Last night, 60 minutes ran a piece on the shady, under-the-table business of funneling African teenagers to American high school basketball teams, often resulting in visa nightmares, gross mistreatment, overcrowded living conditions and a sham education. 


  • The operation: A middleman seeking to make connections in the lucrative underground college recruiting world will sell the American dream to a naive teenager in Africa, supplying him or her with an I-20 (a “Certificate of Eligibility for Nonimmigrant Student Status”) to a fraudulent school, often bringing the person to a completely different school. 

  • An example: Blessing Ejiofor, from Nigeria, was promised a spot in the Evelyn Mack Academy in Charlotte. When Ejiofor landed in the U.S., she was brought instead to a high school in Paterson, N.J. She eventually returned to Nigeria and, now, somewhat miraculously, plays and starts for West Virginia’s basketball team.

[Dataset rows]
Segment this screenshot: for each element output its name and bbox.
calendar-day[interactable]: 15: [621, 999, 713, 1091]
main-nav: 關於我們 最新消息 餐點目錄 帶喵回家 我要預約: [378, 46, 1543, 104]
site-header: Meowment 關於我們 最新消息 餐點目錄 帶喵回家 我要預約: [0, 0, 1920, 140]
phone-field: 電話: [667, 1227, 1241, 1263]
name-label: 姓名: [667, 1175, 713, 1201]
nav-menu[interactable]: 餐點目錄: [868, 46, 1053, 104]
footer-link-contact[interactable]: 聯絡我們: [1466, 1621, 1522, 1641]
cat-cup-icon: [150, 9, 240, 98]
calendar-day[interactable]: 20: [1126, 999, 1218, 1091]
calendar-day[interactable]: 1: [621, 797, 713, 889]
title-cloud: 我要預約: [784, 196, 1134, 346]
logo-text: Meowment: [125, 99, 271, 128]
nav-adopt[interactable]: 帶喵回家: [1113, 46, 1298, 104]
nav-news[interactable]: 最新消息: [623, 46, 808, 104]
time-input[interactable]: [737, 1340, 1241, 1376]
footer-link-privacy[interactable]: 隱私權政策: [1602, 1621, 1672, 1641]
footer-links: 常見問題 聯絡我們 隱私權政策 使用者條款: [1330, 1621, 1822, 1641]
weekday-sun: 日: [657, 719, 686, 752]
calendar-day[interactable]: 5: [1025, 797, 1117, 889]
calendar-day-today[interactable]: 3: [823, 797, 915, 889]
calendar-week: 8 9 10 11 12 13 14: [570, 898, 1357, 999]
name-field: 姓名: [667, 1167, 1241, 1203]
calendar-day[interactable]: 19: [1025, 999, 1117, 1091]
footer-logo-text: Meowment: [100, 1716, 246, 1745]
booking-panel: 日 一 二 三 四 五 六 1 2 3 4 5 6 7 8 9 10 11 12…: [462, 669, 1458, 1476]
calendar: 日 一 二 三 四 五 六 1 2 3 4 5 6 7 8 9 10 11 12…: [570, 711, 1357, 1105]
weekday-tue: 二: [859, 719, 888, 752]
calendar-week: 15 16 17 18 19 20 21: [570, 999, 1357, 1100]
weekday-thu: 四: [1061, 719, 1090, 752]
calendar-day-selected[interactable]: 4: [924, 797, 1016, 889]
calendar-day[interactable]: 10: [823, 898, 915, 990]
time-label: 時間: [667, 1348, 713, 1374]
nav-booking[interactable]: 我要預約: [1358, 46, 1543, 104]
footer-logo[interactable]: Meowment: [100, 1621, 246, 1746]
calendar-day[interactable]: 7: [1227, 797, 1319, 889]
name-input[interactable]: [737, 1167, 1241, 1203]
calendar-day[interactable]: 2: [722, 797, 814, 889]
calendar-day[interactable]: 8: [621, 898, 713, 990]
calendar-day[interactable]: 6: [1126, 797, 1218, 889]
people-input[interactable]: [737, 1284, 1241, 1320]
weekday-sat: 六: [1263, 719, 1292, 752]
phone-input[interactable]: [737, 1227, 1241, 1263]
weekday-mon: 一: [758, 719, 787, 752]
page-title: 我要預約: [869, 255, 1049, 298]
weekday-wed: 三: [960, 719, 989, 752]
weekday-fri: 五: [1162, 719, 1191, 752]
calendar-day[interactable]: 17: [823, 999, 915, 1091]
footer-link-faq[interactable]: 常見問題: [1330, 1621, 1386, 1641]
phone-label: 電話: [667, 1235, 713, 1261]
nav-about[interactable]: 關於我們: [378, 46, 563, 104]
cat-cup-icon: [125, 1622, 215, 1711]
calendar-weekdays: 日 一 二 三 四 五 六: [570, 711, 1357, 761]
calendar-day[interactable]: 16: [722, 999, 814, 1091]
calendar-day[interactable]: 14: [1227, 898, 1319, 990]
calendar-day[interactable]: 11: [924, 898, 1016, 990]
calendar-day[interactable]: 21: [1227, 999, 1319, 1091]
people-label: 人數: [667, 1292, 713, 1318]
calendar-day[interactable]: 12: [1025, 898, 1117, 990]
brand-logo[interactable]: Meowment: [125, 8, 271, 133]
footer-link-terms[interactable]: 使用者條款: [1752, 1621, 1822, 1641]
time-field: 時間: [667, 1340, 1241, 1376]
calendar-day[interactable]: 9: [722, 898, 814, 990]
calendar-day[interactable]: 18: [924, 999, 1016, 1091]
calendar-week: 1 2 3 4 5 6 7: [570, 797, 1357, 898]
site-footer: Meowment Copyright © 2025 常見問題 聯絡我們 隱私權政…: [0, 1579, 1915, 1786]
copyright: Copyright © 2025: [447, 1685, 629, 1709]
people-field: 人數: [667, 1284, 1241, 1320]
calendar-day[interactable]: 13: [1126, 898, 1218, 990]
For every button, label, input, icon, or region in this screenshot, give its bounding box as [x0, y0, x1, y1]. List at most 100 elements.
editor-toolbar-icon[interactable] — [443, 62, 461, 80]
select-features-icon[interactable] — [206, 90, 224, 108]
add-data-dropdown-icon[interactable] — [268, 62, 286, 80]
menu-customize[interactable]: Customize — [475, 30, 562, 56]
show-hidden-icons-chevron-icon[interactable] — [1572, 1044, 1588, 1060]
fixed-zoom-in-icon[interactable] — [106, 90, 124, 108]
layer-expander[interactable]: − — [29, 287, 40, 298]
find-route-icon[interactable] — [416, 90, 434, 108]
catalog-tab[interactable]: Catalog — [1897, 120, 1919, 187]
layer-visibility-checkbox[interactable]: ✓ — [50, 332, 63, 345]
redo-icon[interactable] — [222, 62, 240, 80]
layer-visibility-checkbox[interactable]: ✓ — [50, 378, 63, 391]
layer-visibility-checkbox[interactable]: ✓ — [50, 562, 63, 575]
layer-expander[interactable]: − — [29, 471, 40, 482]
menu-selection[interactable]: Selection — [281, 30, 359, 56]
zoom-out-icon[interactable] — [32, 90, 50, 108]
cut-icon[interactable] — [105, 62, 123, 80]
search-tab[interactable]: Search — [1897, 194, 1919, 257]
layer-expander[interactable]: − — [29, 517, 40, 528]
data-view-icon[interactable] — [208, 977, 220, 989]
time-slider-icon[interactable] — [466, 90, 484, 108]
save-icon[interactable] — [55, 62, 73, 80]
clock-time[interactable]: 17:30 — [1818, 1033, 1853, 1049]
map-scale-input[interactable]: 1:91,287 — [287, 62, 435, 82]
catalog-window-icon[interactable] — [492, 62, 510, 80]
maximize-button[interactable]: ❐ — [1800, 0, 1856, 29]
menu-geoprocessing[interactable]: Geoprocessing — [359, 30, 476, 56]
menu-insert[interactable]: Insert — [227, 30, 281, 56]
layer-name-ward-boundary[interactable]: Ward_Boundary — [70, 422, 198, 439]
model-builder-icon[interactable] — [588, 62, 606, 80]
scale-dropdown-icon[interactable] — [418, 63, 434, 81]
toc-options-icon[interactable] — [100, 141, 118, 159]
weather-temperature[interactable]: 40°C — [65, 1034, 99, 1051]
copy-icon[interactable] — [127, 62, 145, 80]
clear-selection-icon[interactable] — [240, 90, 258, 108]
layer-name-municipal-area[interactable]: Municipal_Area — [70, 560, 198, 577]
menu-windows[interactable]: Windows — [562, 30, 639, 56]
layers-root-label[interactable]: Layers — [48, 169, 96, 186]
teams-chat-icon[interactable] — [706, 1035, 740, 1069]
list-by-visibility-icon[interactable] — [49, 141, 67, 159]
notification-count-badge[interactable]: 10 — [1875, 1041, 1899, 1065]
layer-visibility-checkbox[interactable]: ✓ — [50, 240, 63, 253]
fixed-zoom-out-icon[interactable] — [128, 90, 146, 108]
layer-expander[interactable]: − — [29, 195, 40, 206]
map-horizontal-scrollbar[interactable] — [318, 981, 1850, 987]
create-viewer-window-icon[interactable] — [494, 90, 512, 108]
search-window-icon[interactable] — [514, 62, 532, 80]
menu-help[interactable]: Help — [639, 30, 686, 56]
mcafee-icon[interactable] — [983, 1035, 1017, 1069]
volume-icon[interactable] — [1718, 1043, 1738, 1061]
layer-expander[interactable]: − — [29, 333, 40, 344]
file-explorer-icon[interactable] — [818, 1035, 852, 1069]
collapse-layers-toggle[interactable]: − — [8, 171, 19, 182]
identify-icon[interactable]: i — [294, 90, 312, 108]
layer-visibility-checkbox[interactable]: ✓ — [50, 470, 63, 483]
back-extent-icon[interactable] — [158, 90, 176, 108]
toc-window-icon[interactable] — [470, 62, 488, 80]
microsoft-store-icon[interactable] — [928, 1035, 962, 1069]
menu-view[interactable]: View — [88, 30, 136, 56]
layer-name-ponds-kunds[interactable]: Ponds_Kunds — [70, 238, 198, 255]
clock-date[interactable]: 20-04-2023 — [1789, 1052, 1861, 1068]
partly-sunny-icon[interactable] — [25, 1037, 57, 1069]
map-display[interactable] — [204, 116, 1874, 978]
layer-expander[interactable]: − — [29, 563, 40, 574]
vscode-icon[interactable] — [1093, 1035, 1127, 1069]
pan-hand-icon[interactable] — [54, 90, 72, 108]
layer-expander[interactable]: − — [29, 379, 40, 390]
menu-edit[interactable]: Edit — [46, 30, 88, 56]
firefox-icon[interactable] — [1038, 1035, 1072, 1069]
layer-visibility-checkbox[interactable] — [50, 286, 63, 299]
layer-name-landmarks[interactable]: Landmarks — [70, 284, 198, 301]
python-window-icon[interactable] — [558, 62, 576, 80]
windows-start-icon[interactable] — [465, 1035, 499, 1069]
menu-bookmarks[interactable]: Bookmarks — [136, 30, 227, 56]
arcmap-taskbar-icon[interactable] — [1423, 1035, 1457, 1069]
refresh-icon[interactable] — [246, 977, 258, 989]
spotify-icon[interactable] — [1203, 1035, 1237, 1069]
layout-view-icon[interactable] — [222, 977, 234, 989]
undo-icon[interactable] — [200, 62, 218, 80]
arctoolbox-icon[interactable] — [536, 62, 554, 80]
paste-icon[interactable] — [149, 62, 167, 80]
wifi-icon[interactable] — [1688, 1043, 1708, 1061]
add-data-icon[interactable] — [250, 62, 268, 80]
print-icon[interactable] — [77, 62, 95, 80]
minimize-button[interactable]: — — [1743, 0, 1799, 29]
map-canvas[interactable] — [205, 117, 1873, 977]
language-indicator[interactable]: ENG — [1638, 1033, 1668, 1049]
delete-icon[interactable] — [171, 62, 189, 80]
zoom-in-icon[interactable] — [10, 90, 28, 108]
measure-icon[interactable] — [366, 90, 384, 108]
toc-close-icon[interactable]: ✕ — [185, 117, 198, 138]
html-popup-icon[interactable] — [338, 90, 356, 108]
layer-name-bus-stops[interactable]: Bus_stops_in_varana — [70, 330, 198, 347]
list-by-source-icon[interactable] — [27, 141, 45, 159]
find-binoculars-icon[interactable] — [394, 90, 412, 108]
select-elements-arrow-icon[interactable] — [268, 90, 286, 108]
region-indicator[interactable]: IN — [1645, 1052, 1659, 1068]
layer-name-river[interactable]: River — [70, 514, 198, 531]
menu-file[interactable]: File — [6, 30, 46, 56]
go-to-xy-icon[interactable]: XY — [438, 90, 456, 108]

_List of tasks:_
1. Repeat the passage in the article on basketball recruiting from "Last night, 60" to "completely different school.", word for word.
2. Using the article on basketball recruiting, decide whether each statement agrees with it, and quote the words that settle each one: (a) Blessing Ejiofor is from Nigeria. (b) When Ejiofor arrived in the U.S., she was taken to the Evelyn Mack Academy. (c) Ejiofor now plays for West Virginia's basketball team.
3. Write the next part of the article on basketball recruiting, picking up after its last sentence.
You won't need the material.

_Final results:_
1.
Last night, 60 minutes ran a piece on the shady, under-the-table business of funneling African teenagers to American high school basketball teams, often resulting in visa nightmares, gross mistreatment, overcrowded living conditions and a sham education. 


  • The operation: A middleman seeking to make connections in the lucrative underground college recruiting world will sell the American dream to a naive teenager in Africa, supplying him or her with an I-20 (a “Certificate of Eligibility for Nonimmigrant Student Status”) to a fraudulent school, often bringing the person to a completely different school.

2.
(a) Yes: "Blessing Ejiofor, from Nigeria"
(b) No: "she was brought instead to a high school in Paterson, N.J."
(c) Yes: "plays and starts for West Virginia’s basketball team"

3.
(The Evelyn Mack Academy was found to have given out 75 bogus I-20s. Its founder, Evelyn Mack, is currently in federal prison.) Tacko Fall was another victim. He bounced from Texas to Tennessee to Georgia to Florida after coming to America from Senegal at 16. Fall’s story worked out, of course. More concerning is the vast majority of cases that don't.

“There's been many times where I feel like some people have been taken advantage of where they bring them here then that's it,” Fall told 60 Minutes. “Then they're just left for their own. And if things don't work out, then it's -- they -- they are pretty much screwed.”